TASK TO CARRY OUT: Extract each line holding the word "component" from the entries.

Data tied to figure images:

----

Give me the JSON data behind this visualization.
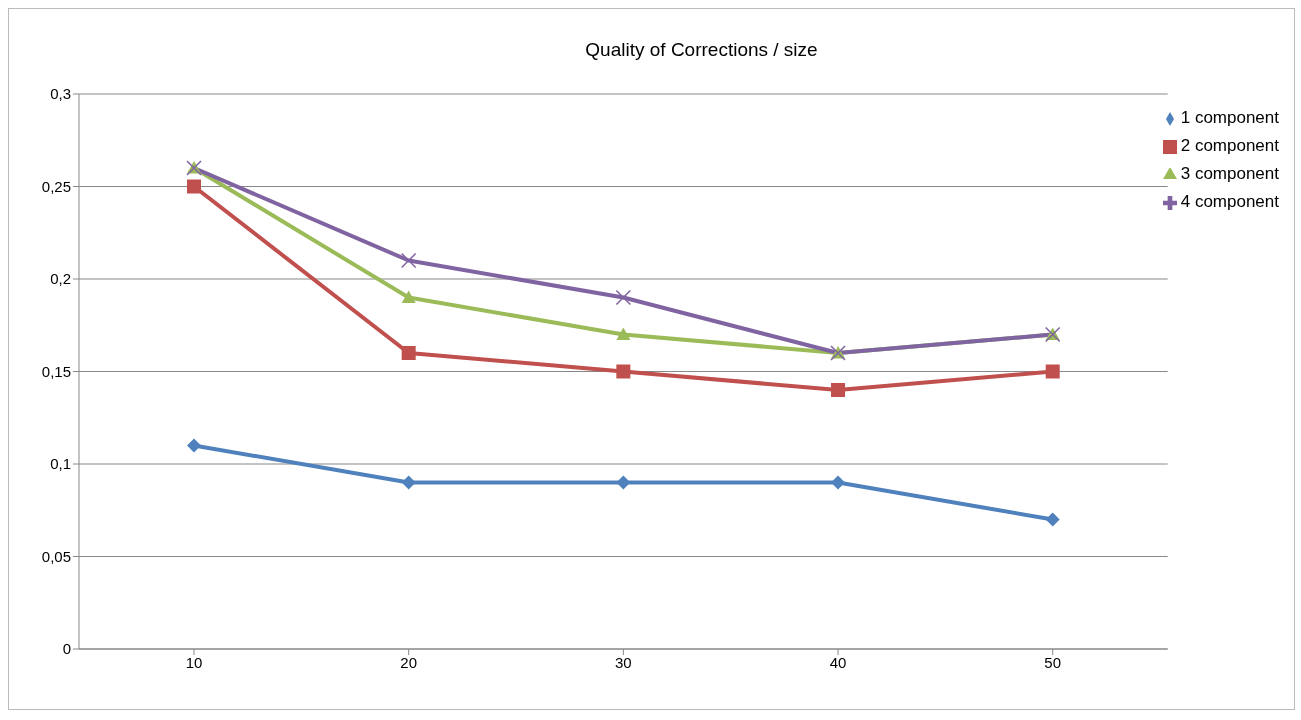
{
  "chart_data": {
    "type": "line",
    "title": "Quality of Corrections / size",
    "categories": [
      "10",
      "20",
      "30",
      "40",
      "50"
    ],
    "series": [
      {
        "name": "1 component",
        "color": "#4f81bd",
        "marker": "diamond",
        "values": [
          0.11,
          0.09,
          0.09,
          0.09,
          0.07
        ]
      },
      {
        "name": "2 component",
        "color": "#c0504d",
        "marker": "square",
        "values": [
          0.25,
          0.16,
          0.15,
          0.14,
          0.15
        ]
      },
      {
        "name": "3 component",
        "color": "#9bbb59",
        "marker": "triangle",
        "values": [
          0.26,
          0.19,
          0.17,
          0.16,
          0.17
        ]
      },
      {
        "name": "4 component",
        "color": "#8064a2",
        "marker": "cross",
        "values": [
          0.26,
          0.21,
          0.19,
          0.16,
          0.17
        ]
      }
    ],
    "ylim": [
      0,
      0.3
    ],
    "yticks": [
      0,
      {
        "value": 0.05,
        "label": "0,05"
      },
      {
        "value": 0.1,
        "label": "0,1"
      },
      {
        "value": 0.15,
        "label": "0,15"
      },
      {
        "value": 0.2,
        "label": "0,2"
      },
      {
        "value": 0.25,
        "label": "0,25"
      },
      {
        "value": 0.3,
        "label": "0,3"
      }
    ],
    "grid": "y",
    "legend": "top right",
    "line_style": "solid"
  }
}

----

REPLY:
        "name": "1 component",
        "name": "2 component",
        "name": "3 component",
        "name": "4 component",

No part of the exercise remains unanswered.